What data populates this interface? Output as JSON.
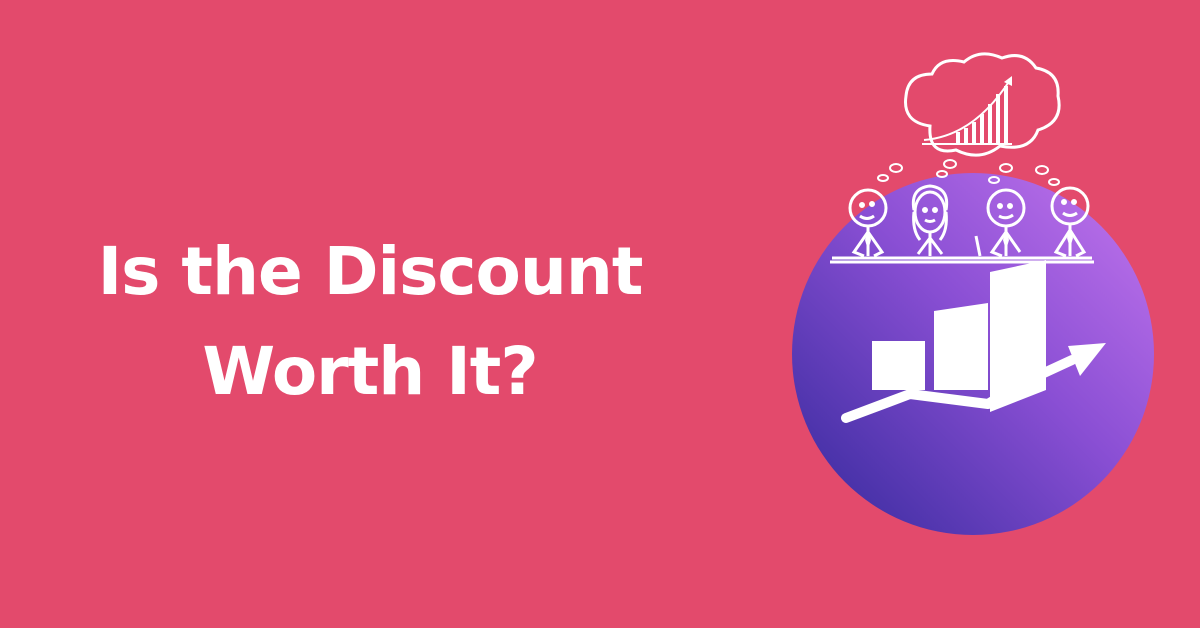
{
  "headline": {
    "line1": "Is the Discount",
    "line2": "Worth It?"
  },
  "colors": {
    "background": "#e34a6c",
    "text": "#ffffff",
    "circle_top": "#b26be6",
    "circle_bottom": "#3a2a9c"
  },
  "illustration": {
    "icons": [
      "thought-cloud-icon",
      "rising-chart-icon",
      "stick-figure-icon",
      "bar-chart-arrow-icon"
    ]
  }
}
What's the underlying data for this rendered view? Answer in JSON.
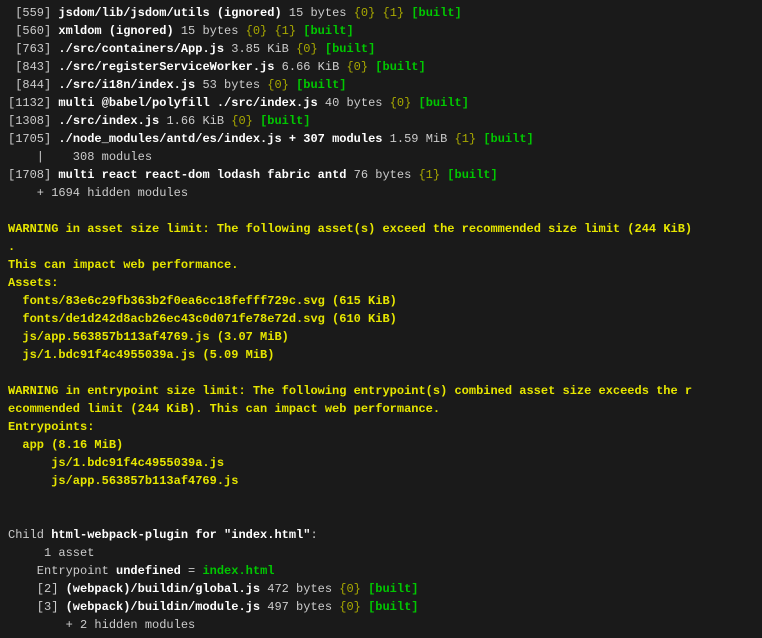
{
  "modules": [
    {
      "id": "[559]",
      "name": "jsdom/lib/jsdom/utils (ignored)",
      "size": "15 bytes",
      "chunks": "{0}",
      "extra": " {1}",
      "built": "[built]",
      "indent": " "
    },
    {
      "id": "[560]",
      "name": "xmldom (ignored)",
      "size": "15 bytes",
      "chunks": "{0}",
      "extra": " {1}",
      "built": "[built]",
      "indent": " "
    },
    {
      "id": "[763]",
      "name": "./src/containers/App.js",
      "size": "3.85 KiB",
      "chunks": "{0}",
      "extra": "",
      "built": "[built]",
      "indent": " "
    },
    {
      "id": "[843]",
      "name": "./src/registerServiceWorker.js",
      "size": "6.66 KiB",
      "chunks": "{0}",
      "extra": "",
      "built": "[built]",
      "indent": " "
    },
    {
      "id": "[844]",
      "name": "./src/i18n/index.js",
      "size": "53 bytes",
      "chunks": "{0}",
      "extra": "",
      "built": "[built]",
      "indent": " "
    },
    {
      "id": "[1132]",
      "name": "multi @babel/polyfill ./src/index.js",
      "size": "40 bytes",
      "chunks": "{0}",
      "extra": "",
      "built": "[built]",
      "indent": ""
    },
    {
      "id": "[1308]",
      "name": "./src/index.js",
      "size": "1.66 KiB",
      "chunks": "{0}",
      "extra": "",
      "built": "[built]",
      "indent": ""
    },
    {
      "id": "[1705]",
      "name": "./node_modules/antd/es/index.js + 307 modules",
      "size": "1.59 MiB",
      "chunks": "{1}",
      "extra": "",
      "built": "[built]",
      "indent": ""
    }
  ],
  "submod": "    |    308 modules",
  "module_last": {
    "id": "[1708]",
    "name": "multi react react-dom lodash fabric antd",
    "size": "76 bytes",
    "chunks": "{1}",
    "built": "[built]"
  },
  "hidden_main": "    + 1694 hidden modules",
  "blank": "",
  "warning1": {
    "prefix": "WARNING in ",
    "title": "asset size limit: The following asset(s) exceed the recommended size limit (244 KiB)",
    "cont": ".",
    "line2": "This can impact web performance.",
    "line3": "Assets:",
    "assets": [
      "  fonts/83e6c29fb363b2f0ea6cc18fefff729c.svg (615 KiB)",
      "  fonts/de1d242d8acb26ec43c0d071fe78e72d.svg (610 KiB)",
      "  js/app.563857b113af4769.js (3.07 MiB)",
      "  js/1.bdc91f4c4955039a.js (5.09 MiB)"
    ]
  },
  "warning2": {
    "prefix": "WARNING in ",
    "title": "entrypoint size limit: The following entrypoint(s) combined asset size exceeds the r",
    "cont": "ecommended limit (244 KiB). This can impact web performance.",
    "line2": "Entrypoints:",
    "l3": "  app (8.16 MiB)",
    "l4": "      js/1.bdc91f4c4955039a.js",
    "l5": "      js/app.563857b113af4769.js",
    "l6": " "
  },
  "child": {
    "prefix": "Child ",
    "name": "html-webpack-plugin for \"index.html\"",
    "suffix": ":",
    "asset": "     1 asset",
    "entry_prefix": "    Entrypoint ",
    "entry_undef": "undefined",
    "entry_eq": " = ",
    "entry_file": "index.html",
    "mods": [
      {
        "indent": "    ",
        "id": "[2]",
        "name": "(webpack)/buildin/global.js",
        "size": "472 bytes",
        "chunks": "{0}",
        "built": "[built]"
      },
      {
        "indent": "    ",
        "id": "[3]",
        "name": "(webpack)/buildin/module.js",
        "size": "497 bytes",
        "chunks": "{0}",
        "built": "[built]"
      }
    ],
    "hidden": "        + 2 hidden modules"
  }
}
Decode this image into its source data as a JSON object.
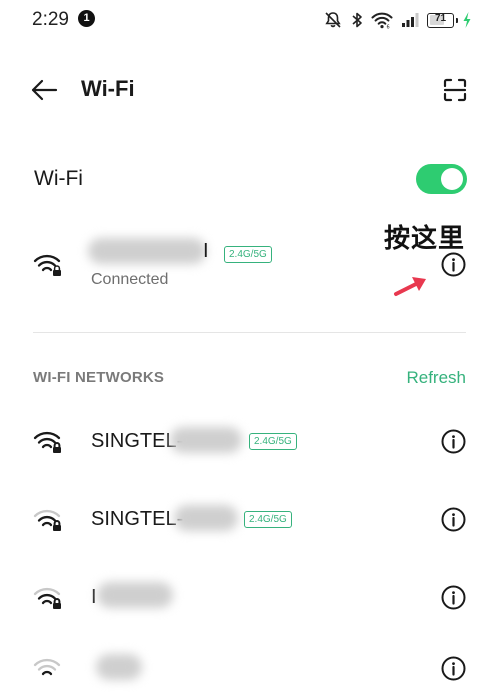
{
  "status_bar": {
    "time": "2:29",
    "notification_count": "1",
    "battery_percent": "71",
    "icons": [
      "mute-icon",
      "bluetooth-icon",
      "wifi-status-icon",
      "signal-icon",
      "battery-icon",
      "charging-icon"
    ]
  },
  "header": {
    "title": "Wi-Fi",
    "back_icon": "arrow-left-icon",
    "scan_icon": "qr-scan-icon"
  },
  "wifi_toggle": {
    "label": "Wi-Fi",
    "enabled": true,
    "accent_color": "#2ecc71"
  },
  "annotation": {
    "text": "按这里",
    "arrow_color": "#e8384f"
  },
  "connected_network": {
    "name_visible": "I",
    "band": "2.4G/5G",
    "status": "Connected"
  },
  "networks_section": {
    "title": "WI-FI NETWORKS",
    "refresh_label": "Refresh"
  },
  "networks": [
    {
      "name": "SINGTEL-",
      "band": "2.4G/5G"
    },
    {
      "name": "SINGTEL-",
      "band": "2.4G/5G"
    },
    {
      "name": "I",
      "band": ""
    },
    {
      "name": "",
      "band": ""
    }
  ],
  "colors": {
    "accent": "#36b27d",
    "toggle_on": "#2ecc71",
    "text_primary": "#1a1a1a",
    "text_secondary": "#6e6e6e",
    "section_header": "#7a7a7a"
  }
}
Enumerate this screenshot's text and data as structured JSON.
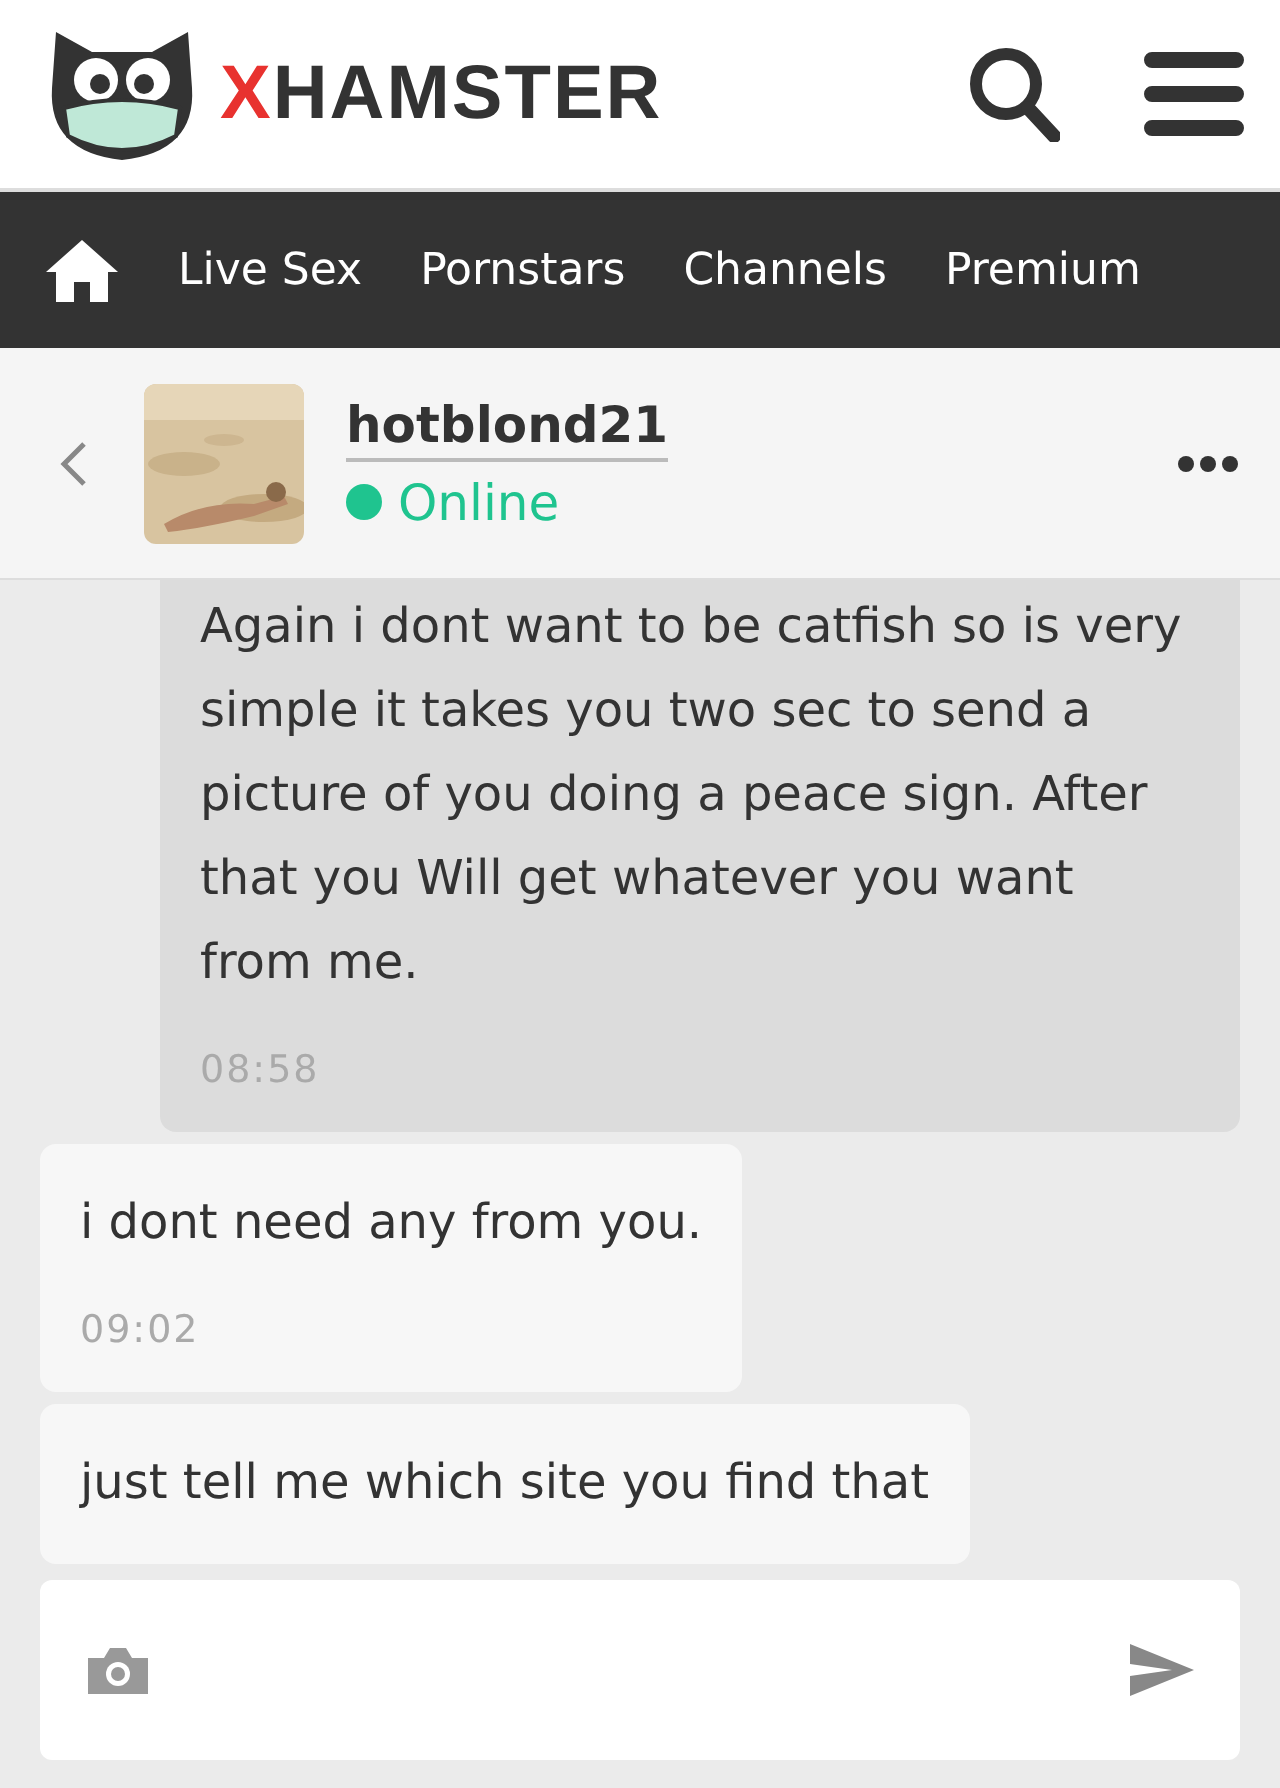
{
  "header": {
    "logo": {
      "accent": "X",
      "rest": "HAMSTER"
    }
  },
  "nav": {
    "items": [
      "Live Sex",
      "Pornstars",
      "Channels",
      "Premium"
    ]
  },
  "chat_header": {
    "username": "hotblond21",
    "status": "Online",
    "online": true
  },
  "messages": [
    {
      "kind": "outgoing",
      "text": "Again i dont want to be catfish so is very simple it takes you two sec to send a picture of you doing a peace sign. After that you Will get whatever you want from me.",
      "time": "08:58"
    },
    {
      "kind": "incoming",
      "text": "i dont need any from you.",
      "time": "09:02"
    },
    {
      "kind": "incoming",
      "text": "just tell me which site you find that"
    }
  ]
}
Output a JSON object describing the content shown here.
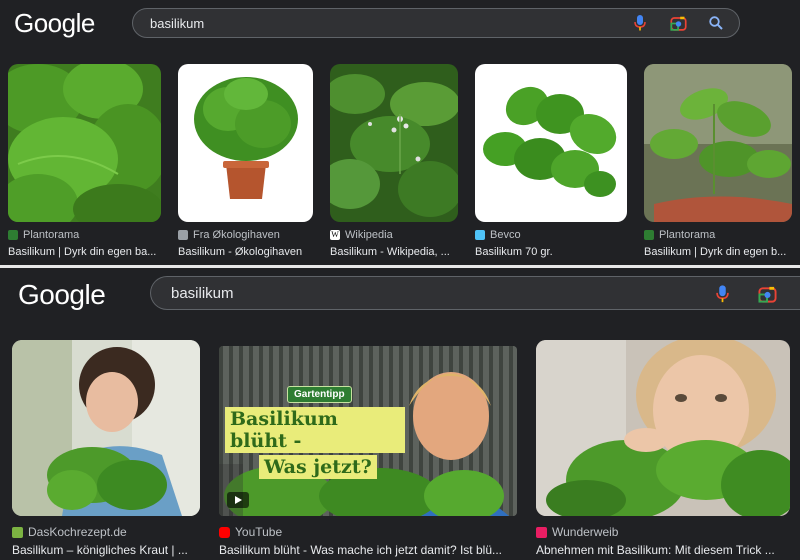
{
  "top": {
    "logo": "Google",
    "search": {
      "value": "basilikum"
    },
    "results": [
      {
        "source": "Plantorama",
        "caption": "Basilikum | Dyrk din egen ba..."
      },
      {
        "source": "Fra Økologihaven",
        "caption": "Basilikum - Økologihaven"
      },
      {
        "source": "Wikipedia",
        "caption": "Basilikum - Wikipedia, ..."
      },
      {
        "source": "Bevco",
        "caption": "Basilikum 70 gr."
      },
      {
        "source": "Plantorama",
        "caption": "Basilikum | Dyrk din egen b..."
      }
    ]
  },
  "bottom": {
    "logo": "Google",
    "search": {
      "value": "basilikum"
    },
    "results": [
      {
        "source": "DasKochrezept.de",
        "caption": "Basilikum – königliches Kraut | ..."
      },
      {
        "source": "YouTube",
        "caption": "Basilikum blüht - Was mache ich jetzt damit? Ist blü...",
        "overlay_badge": "Gartentipp",
        "overlay_line1": "Basilikum blüht -",
        "overlay_line2": "Was jetzt?"
      },
      {
        "source": "Wunderweib",
        "caption": "Abnehmen mit Basilikum: Mit diesem Trick ..."
      }
    ]
  },
  "colors": {
    "background": "#202124",
    "searchbox": "#303134",
    "text": "#e8eaed",
    "muted": "#bdc1c6",
    "mic_blue": "#4285f4",
    "mic_red": "#ea4335",
    "search_icon": "#8ab4f8",
    "favicon_plantorama": "#2e7d32",
    "favicon_youtube": "#ff0000",
    "favicon_daskochrezept": "#7cb342",
    "favicon_wunderweib": "#e91e63",
    "favicon_bevco": "#4fc3f7",
    "favicon_wikipedia": "#ffffff"
  }
}
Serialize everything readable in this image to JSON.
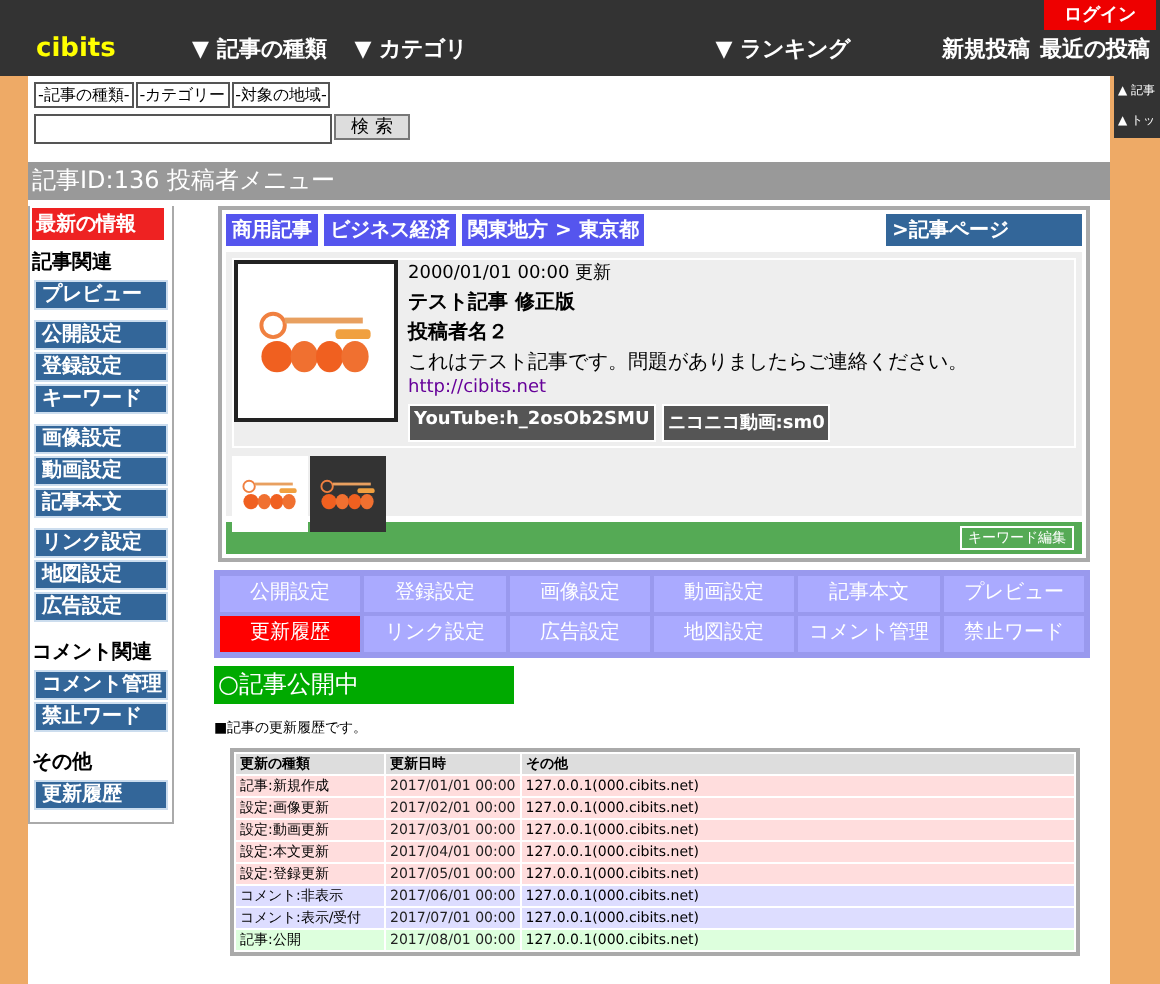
{
  "header": {
    "logo": "cibits",
    "login": "ログイン",
    "nav": [
      "▼ 記事の種類",
      "▼ カテゴリ",
      "▼ ランキング"
    ],
    "links": [
      "新規投稿",
      "最近の投稿"
    ]
  },
  "side_links": [
    "▲ 記事",
    "▲ トッ"
  ],
  "search": {
    "selects": [
      "-記事の種類-",
      "-カテゴリー",
      "-対象の地域-"
    ],
    "button": "検 索"
  },
  "page_title": "記事ID:136  投稿者メニュー",
  "sidebar": [
    {
      "kind": "highlight",
      "label": "最新の情報"
    },
    {
      "kind": "heading",
      "label": "記事関連"
    },
    {
      "kind": "group",
      "links": [
        "プレビュー"
      ]
    },
    {
      "kind": "group",
      "links": [
        "公開設定",
        "登録設定",
        "キーワード"
      ]
    },
    {
      "kind": "group",
      "links": [
        "画像設定",
        "動画設定",
        "記事本文"
      ]
    },
    {
      "kind": "group",
      "links": [
        "リンク設定",
        "地図設定",
        "広告設定"
      ]
    },
    {
      "kind": "heading",
      "label": "コメント関連"
    },
    {
      "kind": "group",
      "links": [
        "コメント管理",
        "禁止ワード"
      ]
    },
    {
      "kind": "heading",
      "label": "その他"
    },
    {
      "kind": "group",
      "links": [
        "更新履歴"
      ]
    }
  ],
  "article": {
    "tags": [
      "商用記事",
      "ビジネス経済",
      "関東地方 > 東京都"
    ],
    "page_link": ">記事ページ",
    "updated": "2000/01/01 00:00 更新",
    "title": "テスト記事 修正版",
    "author": "投稿者名２",
    "body": "これはテスト記事です。問題がありましたらご連絡ください。",
    "url": "http://cibits.net",
    "videos": [
      "YouTube:h_2osOb2SMU",
      "ニコニコ動画:sm0"
    ],
    "keyword_button": "キーワード編集"
  },
  "tabs": [
    {
      "label": "公開設定",
      "selected": false
    },
    {
      "label": "登録設定",
      "selected": false
    },
    {
      "label": "画像設定",
      "selected": false
    },
    {
      "label": "動画設定",
      "selected": false
    },
    {
      "label": "記事本文",
      "selected": false
    },
    {
      "label": "プレビュー",
      "selected": false
    },
    {
      "label": "更新履歴",
      "selected": true
    },
    {
      "label": "リンク設定",
      "selected": false
    },
    {
      "label": "広告設定",
      "selected": false
    },
    {
      "label": "地図設定",
      "selected": false
    },
    {
      "label": "コメント管理",
      "selected": false
    },
    {
      "label": "禁止ワード",
      "selected": false
    }
  ],
  "status": "○記事公開中",
  "note": "■記事の更新履歴です。",
  "table": {
    "columns": [
      "更新の種類",
      "更新日時",
      "その他"
    ],
    "rows": [
      {
        "cells": [
          "記事:新規作成",
          "2017/01/01 00:00",
          "127.0.0.1(000.cibits.net)"
        ],
        "color": "#ffdddd"
      },
      {
        "cells": [
          "設定:画像更新",
          "2017/02/01 00:00",
          "127.0.0.1(000.cibits.net)"
        ],
        "color": "#ffdddd"
      },
      {
        "cells": [
          "設定:動画更新",
          "2017/03/01 00:00",
          "127.0.0.1(000.cibits.net)"
        ],
        "color": "#ffdddd"
      },
      {
        "cells": [
          "設定:本文更新",
          "2017/04/01 00:00",
          "127.0.0.1(000.cibits.net)"
        ],
        "color": "#ffdddd"
      },
      {
        "cells": [
          "設定:登録更新",
          "2017/05/01 00:00",
          "127.0.0.1(000.cibits.net)"
        ],
        "color": "#ffdddd"
      },
      {
        "cells": [
          "コメント:非表示",
          "2017/06/01 00:00",
          "127.0.0.1(000.cibits.net)"
        ],
        "color": "#ddddff"
      },
      {
        "cells": [
          "コメント:表示/受付",
          "2017/07/01 00:00",
          "127.0.0.1(000.cibits.net)"
        ],
        "color": "#ddddff"
      },
      {
        "cells": [
          "記事:公開",
          "2017/08/01 00:00",
          "127.0.0.1(000.cibits.net)"
        ],
        "color": "#ddffdd"
      }
    ]
  }
}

== WRITTEN EXERCISE ==
Search the entries for "data" and copy out each line that has it.

== SOLUTION TO THE PROBLEM ==
What data populates this interface? Output as JSON.
What's the underlying data for this rendered view? Answer in JSON.
Decode this image into its source data as a JSON object.
Enumerate this screenshot's text and data as structured JSON.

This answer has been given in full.